Short exercise: Type out all the records word for word. Any pictures are to be left out.

Data to process:
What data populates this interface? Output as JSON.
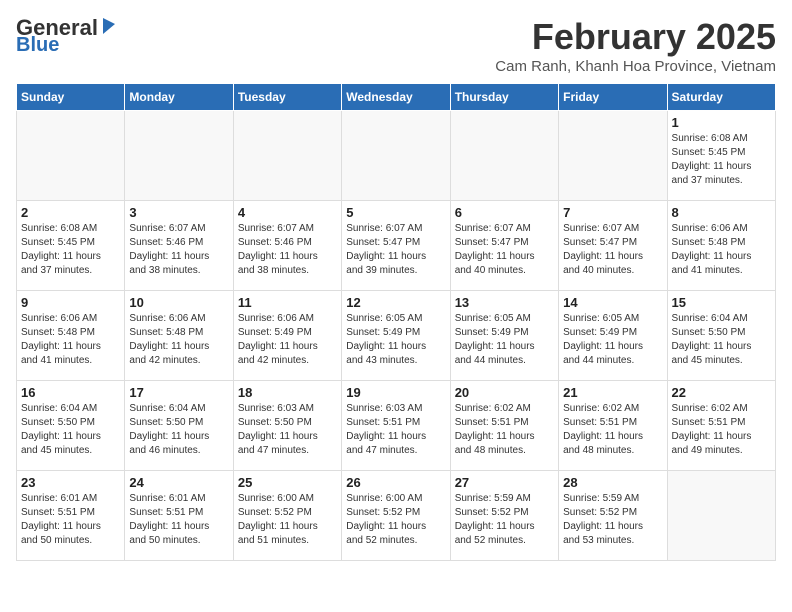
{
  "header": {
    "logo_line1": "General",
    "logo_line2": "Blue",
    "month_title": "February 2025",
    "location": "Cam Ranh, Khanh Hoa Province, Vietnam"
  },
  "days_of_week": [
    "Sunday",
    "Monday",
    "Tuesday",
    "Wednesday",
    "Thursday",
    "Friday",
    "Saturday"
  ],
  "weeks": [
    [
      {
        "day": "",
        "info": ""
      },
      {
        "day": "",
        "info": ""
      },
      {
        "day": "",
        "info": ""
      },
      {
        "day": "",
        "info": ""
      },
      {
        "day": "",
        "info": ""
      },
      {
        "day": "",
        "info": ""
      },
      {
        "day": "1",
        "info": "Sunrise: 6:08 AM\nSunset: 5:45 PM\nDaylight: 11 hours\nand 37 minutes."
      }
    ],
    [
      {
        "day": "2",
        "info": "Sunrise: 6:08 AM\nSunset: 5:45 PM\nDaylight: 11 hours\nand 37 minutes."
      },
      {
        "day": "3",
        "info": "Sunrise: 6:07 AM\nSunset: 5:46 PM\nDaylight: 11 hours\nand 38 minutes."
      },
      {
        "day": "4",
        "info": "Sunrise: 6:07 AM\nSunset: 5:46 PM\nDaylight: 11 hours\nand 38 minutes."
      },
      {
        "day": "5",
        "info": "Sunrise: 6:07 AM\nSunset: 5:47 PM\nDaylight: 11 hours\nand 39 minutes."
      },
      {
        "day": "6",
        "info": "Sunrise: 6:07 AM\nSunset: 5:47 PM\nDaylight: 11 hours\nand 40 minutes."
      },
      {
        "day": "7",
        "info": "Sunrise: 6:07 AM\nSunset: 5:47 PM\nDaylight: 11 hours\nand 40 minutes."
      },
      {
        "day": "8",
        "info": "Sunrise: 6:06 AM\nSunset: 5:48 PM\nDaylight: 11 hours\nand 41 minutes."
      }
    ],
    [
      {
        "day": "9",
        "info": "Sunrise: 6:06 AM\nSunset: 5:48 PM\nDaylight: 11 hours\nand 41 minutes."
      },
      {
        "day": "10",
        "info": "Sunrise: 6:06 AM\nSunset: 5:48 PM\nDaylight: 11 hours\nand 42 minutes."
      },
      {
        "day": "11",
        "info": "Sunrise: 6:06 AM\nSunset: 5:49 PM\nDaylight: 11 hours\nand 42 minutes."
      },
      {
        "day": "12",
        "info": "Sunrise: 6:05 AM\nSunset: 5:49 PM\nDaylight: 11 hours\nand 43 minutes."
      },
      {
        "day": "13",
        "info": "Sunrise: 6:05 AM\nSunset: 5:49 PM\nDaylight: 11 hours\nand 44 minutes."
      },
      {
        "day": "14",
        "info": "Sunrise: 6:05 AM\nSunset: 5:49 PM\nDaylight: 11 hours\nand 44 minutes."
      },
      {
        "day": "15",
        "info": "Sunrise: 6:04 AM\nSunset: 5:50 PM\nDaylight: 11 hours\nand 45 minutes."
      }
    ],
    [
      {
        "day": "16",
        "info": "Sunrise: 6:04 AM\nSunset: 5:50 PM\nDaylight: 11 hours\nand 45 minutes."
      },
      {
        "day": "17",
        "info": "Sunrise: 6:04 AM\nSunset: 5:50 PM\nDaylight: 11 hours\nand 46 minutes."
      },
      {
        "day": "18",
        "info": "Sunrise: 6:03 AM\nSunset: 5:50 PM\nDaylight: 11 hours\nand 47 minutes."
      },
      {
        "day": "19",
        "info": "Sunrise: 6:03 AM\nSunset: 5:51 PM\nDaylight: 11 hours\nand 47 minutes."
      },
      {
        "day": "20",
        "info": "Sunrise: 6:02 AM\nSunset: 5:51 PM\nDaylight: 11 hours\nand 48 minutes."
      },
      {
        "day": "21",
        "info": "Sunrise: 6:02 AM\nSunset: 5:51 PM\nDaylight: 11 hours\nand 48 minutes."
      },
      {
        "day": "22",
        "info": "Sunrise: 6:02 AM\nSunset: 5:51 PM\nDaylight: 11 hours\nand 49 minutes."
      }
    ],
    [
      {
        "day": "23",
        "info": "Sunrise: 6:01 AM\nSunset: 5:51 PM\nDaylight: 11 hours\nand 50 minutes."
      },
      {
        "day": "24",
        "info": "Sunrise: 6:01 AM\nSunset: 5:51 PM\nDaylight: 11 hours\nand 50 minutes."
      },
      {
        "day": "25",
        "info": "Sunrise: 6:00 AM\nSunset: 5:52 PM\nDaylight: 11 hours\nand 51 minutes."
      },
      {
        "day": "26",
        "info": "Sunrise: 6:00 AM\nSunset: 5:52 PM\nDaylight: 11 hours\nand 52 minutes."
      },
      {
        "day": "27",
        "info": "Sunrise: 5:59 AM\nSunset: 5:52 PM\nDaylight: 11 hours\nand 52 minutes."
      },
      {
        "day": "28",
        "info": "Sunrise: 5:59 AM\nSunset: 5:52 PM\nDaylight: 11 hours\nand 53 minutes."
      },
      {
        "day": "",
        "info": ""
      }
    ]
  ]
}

Final result:
What data populates this interface? Output as JSON.
{
  "header": {
    "logo_line1": "General",
    "logo_line2": "Blue",
    "month_title": "February 2025",
    "location": "Cam Ranh, Khanh Hoa Province, Vietnam"
  },
  "days_of_week": [
    "Sunday",
    "Monday",
    "Tuesday",
    "Wednesday",
    "Thursday",
    "Friday",
    "Saturday"
  ],
  "weeks": [
    [
      {
        "day": "",
        "info": ""
      },
      {
        "day": "",
        "info": ""
      },
      {
        "day": "",
        "info": ""
      },
      {
        "day": "",
        "info": ""
      },
      {
        "day": "",
        "info": ""
      },
      {
        "day": "",
        "info": ""
      },
      {
        "day": "1",
        "info": "Sunrise: 6:08 AM\nSunset: 5:45 PM\nDaylight: 11 hours\nand 37 minutes."
      }
    ],
    [
      {
        "day": "2",
        "info": "Sunrise: 6:08 AM\nSunset: 5:45 PM\nDaylight: 11 hours\nand 37 minutes."
      },
      {
        "day": "3",
        "info": "Sunrise: 6:07 AM\nSunset: 5:46 PM\nDaylight: 11 hours\nand 38 minutes."
      },
      {
        "day": "4",
        "info": "Sunrise: 6:07 AM\nSunset: 5:46 PM\nDaylight: 11 hours\nand 38 minutes."
      },
      {
        "day": "5",
        "info": "Sunrise: 6:07 AM\nSunset: 5:47 PM\nDaylight: 11 hours\nand 39 minutes."
      },
      {
        "day": "6",
        "info": "Sunrise: 6:07 AM\nSunset: 5:47 PM\nDaylight: 11 hours\nand 40 minutes."
      },
      {
        "day": "7",
        "info": "Sunrise: 6:07 AM\nSunset: 5:47 PM\nDaylight: 11 hours\nand 40 minutes."
      },
      {
        "day": "8",
        "info": "Sunrise: 6:06 AM\nSunset: 5:48 PM\nDaylight: 11 hours\nand 41 minutes."
      }
    ],
    [
      {
        "day": "9",
        "info": "Sunrise: 6:06 AM\nSunset: 5:48 PM\nDaylight: 11 hours\nand 41 minutes."
      },
      {
        "day": "10",
        "info": "Sunrise: 6:06 AM\nSunset: 5:48 PM\nDaylight: 11 hours\nand 42 minutes."
      },
      {
        "day": "11",
        "info": "Sunrise: 6:06 AM\nSunset: 5:49 PM\nDaylight: 11 hours\nand 42 minutes."
      },
      {
        "day": "12",
        "info": "Sunrise: 6:05 AM\nSunset: 5:49 PM\nDaylight: 11 hours\nand 43 minutes."
      },
      {
        "day": "13",
        "info": "Sunrise: 6:05 AM\nSunset: 5:49 PM\nDaylight: 11 hours\nand 44 minutes."
      },
      {
        "day": "14",
        "info": "Sunrise: 6:05 AM\nSunset: 5:49 PM\nDaylight: 11 hours\nand 44 minutes."
      },
      {
        "day": "15",
        "info": "Sunrise: 6:04 AM\nSunset: 5:50 PM\nDaylight: 11 hours\nand 45 minutes."
      }
    ],
    [
      {
        "day": "16",
        "info": "Sunrise: 6:04 AM\nSunset: 5:50 PM\nDaylight: 11 hours\nand 45 minutes."
      },
      {
        "day": "17",
        "info": "Sunrise: 6:04 AM\nSunset: 5:50 PM\nDaylight: 11 hours\nand 46 minutes."
      },
      {
        "day": "18",
        "info": "Sunrise: 6:03 AM\nSunset: 5:50 PM\nDaylight: 11 hours\nand 47 minutes."
      },
      {
        "day": "19",
        "info": "Sunrise: 6:03 AM\nSunset: 5:51 PM\nDaylight: 11 hours\nand 47 minutes."
      },
      {
        "day": "20",
        "info": "Sunrise: 6:02 AM\nSunset: 5:51 PM\nDaylight: 11 hours\nand 48 minutes."
      },
      {
        "day": "21",
        "info": "Sunrise: 6:02 AM\nSunset: 5:51 PM\nDaylight: 11 hours\nand 48 minutes."
      },
      {
        "day": "22",
        "info": "Sunrise: 6:02 AM\nSunset: 5:51 PM\nDaylight: 11 hours\nand 49 minutes."
      }
    ],
    [
      {
        "day": "23",
        "info": "Sunrise: 6:01 AM\nSunset: 5:51 PM\nDaylight: 11 hours\nand 50 minutes."
      },
      {
        "day": "24",
        "info": "Sunrise: 6:01 AM\nSunset: 5:51 PM\nDaylight: 11 hours\nand 50 minutes."
      },
      {
        "day": "25",
        "info": "Sunrise: 6:00 AM\nSunset: 5:52 PM\nDaylight: 11 hours\nand 51 minutes."
      },
      {
        "day": "26",
        "info": "Sunrise: 6:00 AM\nSunset: 5:52 PM\nDaylight: 11 hours\nand 52 minutes."
      },
      {
        "day": "27",
        "info": "Sunrise: 5:59 AM\nSunset: 5:52 PM\nDaylight: 11 hours\nand 52 minutes."
      },
      {
        "day": "28",
        "info": "Sunrise: 5:59 AM\nSunset: 5:52 PM\nDaylight: 11 hours\nand 53 minutes."
      },
      {
        "day": "",
        "info": ""
      }
    ]
  ]
}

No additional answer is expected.